Exercise data.
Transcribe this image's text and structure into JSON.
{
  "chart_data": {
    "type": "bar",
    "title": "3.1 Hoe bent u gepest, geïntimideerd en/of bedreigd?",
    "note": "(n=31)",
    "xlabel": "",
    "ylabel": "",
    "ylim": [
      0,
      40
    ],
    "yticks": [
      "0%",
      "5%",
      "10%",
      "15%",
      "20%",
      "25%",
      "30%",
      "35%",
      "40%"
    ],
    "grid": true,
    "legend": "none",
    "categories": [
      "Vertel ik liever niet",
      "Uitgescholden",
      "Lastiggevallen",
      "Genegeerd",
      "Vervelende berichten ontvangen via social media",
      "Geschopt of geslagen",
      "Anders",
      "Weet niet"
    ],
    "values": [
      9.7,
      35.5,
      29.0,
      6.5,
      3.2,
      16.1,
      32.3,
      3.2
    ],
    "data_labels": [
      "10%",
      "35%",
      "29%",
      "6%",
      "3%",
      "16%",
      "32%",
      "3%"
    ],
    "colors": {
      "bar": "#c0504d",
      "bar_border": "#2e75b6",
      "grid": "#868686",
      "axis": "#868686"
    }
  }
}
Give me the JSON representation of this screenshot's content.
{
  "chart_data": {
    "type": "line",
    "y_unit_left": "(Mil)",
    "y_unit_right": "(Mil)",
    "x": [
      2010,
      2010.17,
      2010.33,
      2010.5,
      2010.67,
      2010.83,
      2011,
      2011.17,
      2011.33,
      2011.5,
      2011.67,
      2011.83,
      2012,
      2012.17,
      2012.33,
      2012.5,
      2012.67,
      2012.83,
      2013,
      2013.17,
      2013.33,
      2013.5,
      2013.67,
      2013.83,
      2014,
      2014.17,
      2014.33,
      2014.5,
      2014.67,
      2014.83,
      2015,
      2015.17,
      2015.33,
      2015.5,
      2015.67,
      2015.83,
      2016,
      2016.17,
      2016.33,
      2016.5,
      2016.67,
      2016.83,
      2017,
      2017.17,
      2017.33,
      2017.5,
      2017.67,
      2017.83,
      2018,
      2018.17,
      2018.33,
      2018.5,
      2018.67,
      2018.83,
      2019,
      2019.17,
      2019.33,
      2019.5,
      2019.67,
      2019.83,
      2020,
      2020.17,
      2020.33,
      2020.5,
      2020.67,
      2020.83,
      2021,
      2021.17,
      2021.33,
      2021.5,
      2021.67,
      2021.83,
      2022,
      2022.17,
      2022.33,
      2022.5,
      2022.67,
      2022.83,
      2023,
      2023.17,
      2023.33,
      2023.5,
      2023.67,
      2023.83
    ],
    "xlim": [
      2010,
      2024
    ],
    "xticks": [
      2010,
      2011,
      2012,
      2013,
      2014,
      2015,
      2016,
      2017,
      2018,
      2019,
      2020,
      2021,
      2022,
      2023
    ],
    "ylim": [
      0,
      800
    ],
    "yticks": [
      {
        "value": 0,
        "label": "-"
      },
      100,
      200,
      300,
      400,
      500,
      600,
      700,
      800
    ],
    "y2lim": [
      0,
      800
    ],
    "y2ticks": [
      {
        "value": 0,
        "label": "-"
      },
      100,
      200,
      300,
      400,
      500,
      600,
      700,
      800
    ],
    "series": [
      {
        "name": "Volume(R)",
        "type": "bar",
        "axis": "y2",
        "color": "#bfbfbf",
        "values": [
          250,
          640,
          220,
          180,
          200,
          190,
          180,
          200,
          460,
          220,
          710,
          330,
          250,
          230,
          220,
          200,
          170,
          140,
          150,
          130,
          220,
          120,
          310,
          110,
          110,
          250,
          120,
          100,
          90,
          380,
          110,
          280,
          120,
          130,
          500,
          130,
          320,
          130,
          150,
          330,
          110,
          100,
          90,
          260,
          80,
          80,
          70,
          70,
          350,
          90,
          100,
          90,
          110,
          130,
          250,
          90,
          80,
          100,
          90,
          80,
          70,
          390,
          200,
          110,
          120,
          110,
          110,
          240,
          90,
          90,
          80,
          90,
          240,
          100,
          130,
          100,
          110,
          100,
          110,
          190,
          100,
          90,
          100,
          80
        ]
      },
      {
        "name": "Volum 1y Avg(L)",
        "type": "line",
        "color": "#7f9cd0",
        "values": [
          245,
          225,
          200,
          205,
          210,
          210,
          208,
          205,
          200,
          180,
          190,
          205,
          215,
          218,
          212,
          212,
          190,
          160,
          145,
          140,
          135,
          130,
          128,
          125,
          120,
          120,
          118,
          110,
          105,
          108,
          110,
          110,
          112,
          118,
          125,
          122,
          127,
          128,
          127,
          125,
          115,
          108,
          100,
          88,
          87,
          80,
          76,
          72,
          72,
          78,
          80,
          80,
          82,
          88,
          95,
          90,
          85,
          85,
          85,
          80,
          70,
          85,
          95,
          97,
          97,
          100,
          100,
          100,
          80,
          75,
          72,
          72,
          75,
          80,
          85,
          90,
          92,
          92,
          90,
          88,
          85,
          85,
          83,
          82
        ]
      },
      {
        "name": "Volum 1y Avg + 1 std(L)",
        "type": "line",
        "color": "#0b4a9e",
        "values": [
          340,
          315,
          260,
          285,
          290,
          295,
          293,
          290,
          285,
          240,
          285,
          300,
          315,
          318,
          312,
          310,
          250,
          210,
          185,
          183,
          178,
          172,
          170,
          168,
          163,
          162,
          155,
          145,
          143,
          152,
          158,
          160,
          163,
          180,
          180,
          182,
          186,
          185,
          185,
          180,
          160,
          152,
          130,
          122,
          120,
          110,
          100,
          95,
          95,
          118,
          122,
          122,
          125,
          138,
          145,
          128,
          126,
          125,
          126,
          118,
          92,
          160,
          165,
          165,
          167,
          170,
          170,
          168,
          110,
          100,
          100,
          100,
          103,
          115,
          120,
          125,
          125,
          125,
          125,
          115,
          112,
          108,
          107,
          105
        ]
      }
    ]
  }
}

Brief. Each line that holds the word "name" is to be copied.

Output of the task.
        "name": "Volume(R)",
        "name": "Volum 1y Avg(L)",
        "name": "Volum 1y Avg + 1 std(L)",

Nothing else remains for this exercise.